# [Dataset entries]
_ _ _

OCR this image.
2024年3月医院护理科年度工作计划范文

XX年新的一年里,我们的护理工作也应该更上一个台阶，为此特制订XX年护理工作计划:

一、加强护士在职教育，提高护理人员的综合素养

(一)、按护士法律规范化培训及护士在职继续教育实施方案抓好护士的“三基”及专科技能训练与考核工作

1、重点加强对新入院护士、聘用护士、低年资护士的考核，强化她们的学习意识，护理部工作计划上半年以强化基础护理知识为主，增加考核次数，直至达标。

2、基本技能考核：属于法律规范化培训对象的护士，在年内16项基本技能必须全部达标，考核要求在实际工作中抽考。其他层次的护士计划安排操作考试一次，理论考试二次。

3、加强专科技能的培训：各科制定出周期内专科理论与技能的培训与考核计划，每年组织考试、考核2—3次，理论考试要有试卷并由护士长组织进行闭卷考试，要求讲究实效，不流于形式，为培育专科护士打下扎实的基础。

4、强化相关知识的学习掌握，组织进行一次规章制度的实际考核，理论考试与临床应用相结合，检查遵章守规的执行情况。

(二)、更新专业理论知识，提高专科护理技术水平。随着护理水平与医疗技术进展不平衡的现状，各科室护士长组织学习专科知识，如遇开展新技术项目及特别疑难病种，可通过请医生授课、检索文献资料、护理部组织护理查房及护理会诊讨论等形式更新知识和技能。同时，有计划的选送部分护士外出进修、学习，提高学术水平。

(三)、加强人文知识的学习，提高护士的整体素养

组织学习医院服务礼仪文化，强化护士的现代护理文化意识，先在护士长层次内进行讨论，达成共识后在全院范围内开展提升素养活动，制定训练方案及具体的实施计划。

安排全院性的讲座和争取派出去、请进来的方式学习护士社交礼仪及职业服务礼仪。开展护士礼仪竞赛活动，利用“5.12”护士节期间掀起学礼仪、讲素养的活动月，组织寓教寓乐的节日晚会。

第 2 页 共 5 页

_ _ _

# [Task directions]
Print back all the lines verbatim.

# [Exercise solution]
OCR this image.
2024年3月医院护理科年度工作计划范文

XX年新的一年里,我们的护理工作也应该更上一个台阶，为此特制订XX年护理工作计划:

一、加强护士在职教育，提高护理人员的综合素养

(一)、按护士法律规范化培训及护士在职继续教育实施方案抓好护士的“三基”及专科技能训练与考核工作

1、重点加强对新入院护士、聘用护士、低年资护士的考核，强化她们的学习意识，护理部工作计划上半年以强化基础护理知识为主，增加考核次数，直至达标。

2、基本技能考核：属于法律规范化培训对象的护士，在年内16项基本技能必须全部达标，考核要求在实际工作中抽考。其他层次的护士计划安排操作考试一次，理论考试二次。

3、加强专科技能的培训：各科制定出周期内专科理论与技能的培训与考核计划，每年组织考试、考核2—3次，理论考试要有试卷并由护士长组织进行闭卷考试，要求讲究实效，不流于形式，为培育专科护士打下扎实的基础。

4、强化相关知识的学习掌握，组织进行一次规章制度的实际考核，理论考试与临床应用相结合，检查遵章守规的执行情况。

(二)、更新专业理论知识，提高专科护理技术水平。随着护理水平与医疗技术进展不平衡的现状，各科室护士长组织学习专科知识，如遇开展新技术项目及特别疑难病种，可通过请医生授课、检索文献资料、护理部组织护理查房及护理会诊讨论等形式更新知识和技能。同时，有计划的选送部分护士外出进修、学习，提高学术水平。

(三)、加强人文知识的学习，提高护士的整体素养

组织学习医院服务礼仪文化，强化护士的现代护理文化意识，先在护士长层次内进行讨论，达成共识后在全院范围内开展提升素养活动，制定训练方案及具体的实施计划。

安排全院性的讲座和争取派出去、请进来的方式学习护士社交礼仪及职业服务礼仪。开展护士礼仪竞赛活动，利用“5.12”护士节期间掀起学礼仪、讲素养的活动月，组织寓教寓乐的节日晚会。

第 2 页 共 5 页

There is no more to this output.